> [TASK TO CARRY OUT]
Restate the entries below verbatim.

⟨

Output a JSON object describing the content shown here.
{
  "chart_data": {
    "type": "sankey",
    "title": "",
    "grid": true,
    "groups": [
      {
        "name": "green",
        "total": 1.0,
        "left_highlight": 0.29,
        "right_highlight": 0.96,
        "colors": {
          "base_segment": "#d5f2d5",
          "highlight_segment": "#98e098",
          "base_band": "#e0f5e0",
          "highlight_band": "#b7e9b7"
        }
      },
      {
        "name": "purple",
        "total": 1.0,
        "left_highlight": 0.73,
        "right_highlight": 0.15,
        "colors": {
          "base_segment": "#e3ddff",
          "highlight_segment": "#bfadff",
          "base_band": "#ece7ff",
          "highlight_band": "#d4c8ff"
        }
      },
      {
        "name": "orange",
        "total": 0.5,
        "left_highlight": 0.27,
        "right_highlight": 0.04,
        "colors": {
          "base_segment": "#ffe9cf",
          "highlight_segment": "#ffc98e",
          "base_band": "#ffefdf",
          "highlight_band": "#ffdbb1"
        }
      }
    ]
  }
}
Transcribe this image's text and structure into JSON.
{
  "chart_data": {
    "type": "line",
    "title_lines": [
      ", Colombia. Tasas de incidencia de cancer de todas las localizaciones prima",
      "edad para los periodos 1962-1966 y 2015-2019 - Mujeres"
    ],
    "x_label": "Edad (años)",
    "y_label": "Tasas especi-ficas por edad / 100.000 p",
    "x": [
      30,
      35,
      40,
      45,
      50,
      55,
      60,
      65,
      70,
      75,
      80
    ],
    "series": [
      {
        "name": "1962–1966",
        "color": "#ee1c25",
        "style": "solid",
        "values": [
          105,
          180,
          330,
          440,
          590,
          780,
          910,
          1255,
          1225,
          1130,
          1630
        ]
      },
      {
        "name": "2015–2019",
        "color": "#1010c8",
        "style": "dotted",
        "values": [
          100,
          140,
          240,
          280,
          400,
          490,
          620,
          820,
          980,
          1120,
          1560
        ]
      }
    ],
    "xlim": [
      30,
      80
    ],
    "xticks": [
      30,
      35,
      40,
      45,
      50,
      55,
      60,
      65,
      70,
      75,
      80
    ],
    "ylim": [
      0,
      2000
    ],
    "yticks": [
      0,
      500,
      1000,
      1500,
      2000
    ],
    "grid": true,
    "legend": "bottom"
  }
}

⟩

> [ANSWER TO THIS EXERCISE]
Output a JSON object describing the content shown here.
{
  "chart_data": {
    "type": "sankey",
    "title": "",
    "grid": true,
    "groups": [
      {
        "name": "green",
        "total": 1.0,
        "left_highlight": 0.29,
        "right_highlight": 0.96,
        "colors": {
          "base_segment": "#d5f2d5",
          "highlight_segment": "#98e098",
          "base_band": "#e0f5e0",
          "highlight_band": "#b7e9b7"
        }
      },
      {
        "name": "purple",
        "total": 1.0,
        "left_highlight": 0.73,
        "right_highlight": 0.15,
        "colors": {
          "base_segment": "#e3ddff",
          "highlight_segment": "#bfadff",
          "base_band": "#ece7ff",
          "highlight_band": "#d4c8ff"
        }
      },
      {
        "name": "orange",
        "total": 0.5,
        "left_highlight": 0.27,
        "right_highlight": 0.04,
        "colors": {
          "base_segment": "#ffe9cf",
          "highlight_segment": "#ffc98e",
          "base_band": "#ffefdf",
          "highlight_band": "#ffdbb1"
        }
      }
    ]
  }
}
Transcribe this image's text and structure into JSON.
{
  "chart_data": {
    "type": "line",
    "title_lines": [
      ", Colombia. Tasas de incidencia de cancer de todas las localizaciones prima",
      "edad para los periodos 1962-1966 y 2015-2019 - Mujeres"
    ],
    "x_label": "Edad (años)",
    "y_label": "Tasas especi-ficas por edad / 100.000 p",
    "x": [
      30,
      35,
      40,
      45,
      50,
      55,
      60,
      65,
      70,
      75,
      80
    ],
    "series": [
      {
        "name": "1962–1966",
        "color": "#ee1c25",
        "style": "solid",
        "values": [
          105,
          180,
          330,
          440,
          590,
          780,
          910,
          1255,
          1225,
          1130,
          1630
        ]
      },
      {
        "name": "2015–2019",
        "color": "#1010c8",
        "style": "dotted",
        "values": [
          100,
          140,
          240,
          280,
          400,
          490,
          620,
          820,
          980,
          1120,
          1560
        ]
      }
    ],
    "xlim": [
      30,
      80
    ],
    "xticks": [
      30,
      35,
      40,
      45,
      50,
      55,
      60,
      65,
      70,
      75,
      80
    ],
    "ylim": [
      0,
      2000
    ],
    "yticks": [
      0,
      500,
      1000,
      1500,
      2000
    ],
    "grid": true,
    "legend": "bottom"
  }
}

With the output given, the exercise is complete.